* BEGIN Listed records *

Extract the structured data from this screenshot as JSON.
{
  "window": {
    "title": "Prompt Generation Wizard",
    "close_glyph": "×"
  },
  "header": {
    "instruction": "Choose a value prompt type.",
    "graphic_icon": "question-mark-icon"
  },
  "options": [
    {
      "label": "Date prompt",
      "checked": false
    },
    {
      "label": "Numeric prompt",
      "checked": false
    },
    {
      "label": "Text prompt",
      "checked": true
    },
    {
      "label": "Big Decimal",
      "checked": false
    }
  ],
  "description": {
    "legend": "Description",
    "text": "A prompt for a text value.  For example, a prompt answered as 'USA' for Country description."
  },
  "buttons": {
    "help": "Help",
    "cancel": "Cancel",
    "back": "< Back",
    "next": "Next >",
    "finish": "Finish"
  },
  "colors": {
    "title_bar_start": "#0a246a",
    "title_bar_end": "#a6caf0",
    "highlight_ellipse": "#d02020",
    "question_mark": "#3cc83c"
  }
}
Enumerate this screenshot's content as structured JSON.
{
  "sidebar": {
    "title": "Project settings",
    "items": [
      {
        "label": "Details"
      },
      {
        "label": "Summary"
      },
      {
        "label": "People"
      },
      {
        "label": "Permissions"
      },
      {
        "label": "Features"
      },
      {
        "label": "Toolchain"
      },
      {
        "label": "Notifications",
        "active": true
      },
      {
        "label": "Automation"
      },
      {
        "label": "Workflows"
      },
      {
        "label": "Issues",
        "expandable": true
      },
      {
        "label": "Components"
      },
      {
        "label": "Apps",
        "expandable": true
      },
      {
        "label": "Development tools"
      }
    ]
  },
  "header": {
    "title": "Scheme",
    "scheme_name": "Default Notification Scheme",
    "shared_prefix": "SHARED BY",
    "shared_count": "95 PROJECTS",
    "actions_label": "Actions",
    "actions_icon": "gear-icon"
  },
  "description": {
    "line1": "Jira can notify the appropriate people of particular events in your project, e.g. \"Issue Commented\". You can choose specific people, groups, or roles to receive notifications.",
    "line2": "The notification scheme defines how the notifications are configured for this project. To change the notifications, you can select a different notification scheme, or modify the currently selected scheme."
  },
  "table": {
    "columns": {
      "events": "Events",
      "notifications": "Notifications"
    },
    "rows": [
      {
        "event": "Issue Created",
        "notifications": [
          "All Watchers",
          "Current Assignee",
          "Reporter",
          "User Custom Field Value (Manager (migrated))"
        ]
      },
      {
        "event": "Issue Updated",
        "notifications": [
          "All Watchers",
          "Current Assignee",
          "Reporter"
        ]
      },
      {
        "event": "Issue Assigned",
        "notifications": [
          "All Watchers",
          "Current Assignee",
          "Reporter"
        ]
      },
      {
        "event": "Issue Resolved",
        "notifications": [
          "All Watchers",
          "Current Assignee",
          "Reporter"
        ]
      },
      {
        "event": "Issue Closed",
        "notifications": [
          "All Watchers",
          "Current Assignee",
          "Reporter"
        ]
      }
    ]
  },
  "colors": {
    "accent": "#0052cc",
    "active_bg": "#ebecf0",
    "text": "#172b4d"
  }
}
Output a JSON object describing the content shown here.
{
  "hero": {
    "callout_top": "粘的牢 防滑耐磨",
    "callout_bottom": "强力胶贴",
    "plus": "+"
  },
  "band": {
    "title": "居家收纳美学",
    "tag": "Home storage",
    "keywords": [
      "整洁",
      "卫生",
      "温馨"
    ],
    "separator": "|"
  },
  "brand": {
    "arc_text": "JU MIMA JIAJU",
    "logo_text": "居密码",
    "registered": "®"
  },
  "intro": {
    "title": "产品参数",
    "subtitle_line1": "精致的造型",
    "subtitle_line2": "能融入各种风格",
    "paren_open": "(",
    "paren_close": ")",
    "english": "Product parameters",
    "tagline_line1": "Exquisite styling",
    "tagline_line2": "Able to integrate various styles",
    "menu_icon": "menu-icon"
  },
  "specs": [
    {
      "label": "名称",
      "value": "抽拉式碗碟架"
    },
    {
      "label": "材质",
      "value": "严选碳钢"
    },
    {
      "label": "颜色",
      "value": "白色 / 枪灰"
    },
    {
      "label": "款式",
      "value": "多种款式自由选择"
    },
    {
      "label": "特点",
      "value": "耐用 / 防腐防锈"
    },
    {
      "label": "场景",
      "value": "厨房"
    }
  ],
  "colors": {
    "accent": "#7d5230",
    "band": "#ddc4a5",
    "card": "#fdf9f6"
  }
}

* END Listed records *

Produce a verbatim transcription of the entries above.

Extract the structured data from this screenshot as JSON.
{
  "window": {
    "title": "Prompt Generation Wizard",
    "close_glyph": "×"
  },
  "header": {
    "instruction": "Choose a value prompt type.",
    "graphic_icon": "question-mark-icon"
  },
  "options": [
    {
      "label": "Date prompt",
      "checked": false
    },
    {
      "label": "Numeric prompt",
      "checked": false
    },
    {
      "label": "Text prompt",
      "checked": true
    },
    {
      "label": "Big Decimal",
      "checked": false
    }
  ],
  "description": {
    "legend": "Description",
    "text": "A prompt for a text value.  For example, a prompt answered as 'USA' for Country description."
  },
  "buttons": {
    "help": "Help",
    "cancel": "Cancel",
    "back": "< Back",
    "next": "Next >",
    "finish": "Finish"
  },
  "colors": {
    "title_bar_start": "#0a246a",
    "title_bar_end": "#a6caf0",
    "highlight_ellipse": "#d02020",
    "question_mark": "#3cc83c"
  }
}
Enumerate this screenshot's content as structured JSON.
{
  "sidebar": {
    "title": "Project settings",
    "items": [
      {
        "label": "Details"
      },
      {
        "label": "Summary"
      },
      {
        "label": "People"
      },
      {
        "label": "Permissions"
      },
      {
        "label": "Features"
      },
      {
        "label": "Toolchain"
      },
      {
        "label": "Notifications",
        "active": true
      },
      {
        "label": "Automation"
      },
      {
        "label": "Workflows"
      },
      {
        "label": "Issues",
        "expandable": true
      },
      {
        "label": "Components"
      },
      {
        "label": "Apps",
        "expandable": true
      },
      {
        "label": "Development tools"
      }
    ]
  },
  "header": {
    "title": "Scheme",
    "scheme_name": "Default Notification Scheme",
    "shared_prefix": "SHARED BY",
    "shared_count": "95 PROJECTS",
    "actions_label": "Actions",
    "actions_icon": "gear-icon"
  },
  "description": {
    "line1": "Jira can notify the appropriate people of particular events in your project, e.g. \"Issue Commented\". You can choose specific people, groups, or roles to receive notifications.",
    "line2": "The notification scheme defines how the notifications are configured for this project. To change the notifications, you can select a different notification scheme, or modify the currently selected scheme."
  },
  "table": {
    "columns": {
      "events": "Events",
      "notifications": "Notifications"
    },
    "rows": [
      {
        "event": "Issue Created",
        "notifications": [
          "All Watchers",
          "Current Assignee",
          "Reporter",
          "User Custom Field Value (Manager (migrated))"
        ]
      },
      {
        "event": "Issue Updated",
        "notifications": [
          "All Watchers",
          "Current Assignee",
          "Reporter"
        ]
      },
      {
        "event": "Issue Assigned",
        "notifications": [
          "All Watchers",
          "Current Assignee",
          "Reporter"
        ]
      },
      {
        "event": "Issue Resolved",
        "notifications": [
          "All Watchers",
          "Current Assignee",
          "Reporter"
        ]
      },
      {
        "event": "Issue Closed",
        "notifications": [
          "All Watchers",
          "Current Assignee",
          "Reporter"
        ]
      }
    ]
  },
  "colors": {
    "accent": "#0052cc",
    "active_bg": "#ebecf0",
    "text": "#172b4d"
  }
}
Output a JSON object describing the content shown here.
{
  "hero": {
    "callout_top": "粘的牢 防滑耐磨",
    "callout_bottom": "强力胶贴",
    "plus": "+"
  },
  "band": {
    "title": "居家收纳美学",
    "tag": "Home storage",
    "keywords": [
      "整洁",
      "卫生",
      "温馨"
    ],
    "separator": "|"
  },
  "brand": {
    "arc_text": "JU MIMA JIAJU",
    "logo_text": "居密码",
    "registered": "®"
  },
  "intro": {
    "title": "产品参数",
    "subtitle_line1": "精致的造型",
    "subtitle_line2": "能融入各种风格",
    "paren_open": "(",
    "paren_close": ")",
    "english": "Product parameters",
    "tagline_line1": "Exquisite styling",
    "tagline_line2": "Able to integrate various styles",
    "menu_icon": "menu-icon"
  },
  "specs": [
    {
      "label": "名称",
      "value": "抽拉式碗碟架"
    },
    {
      "label": "材质",
      "value": "严选碳钢"
    },
    {
      "label": "颜色",
      "value": "白色 / 枪灰"
    },
    {
      "label": "款式",
      "value": "多种款式自由选择"
    },
    {
      "label": "特点",
      "value": "耐用 / 防腐防锈"
    },
    {
      "label": "场景",
      "value": "厨房"
    }
  ],
  "colors": {
    "accent": "#7d5230",
    "band": "#ddc4a5",
    "card": "#fdf9f6"
  }
}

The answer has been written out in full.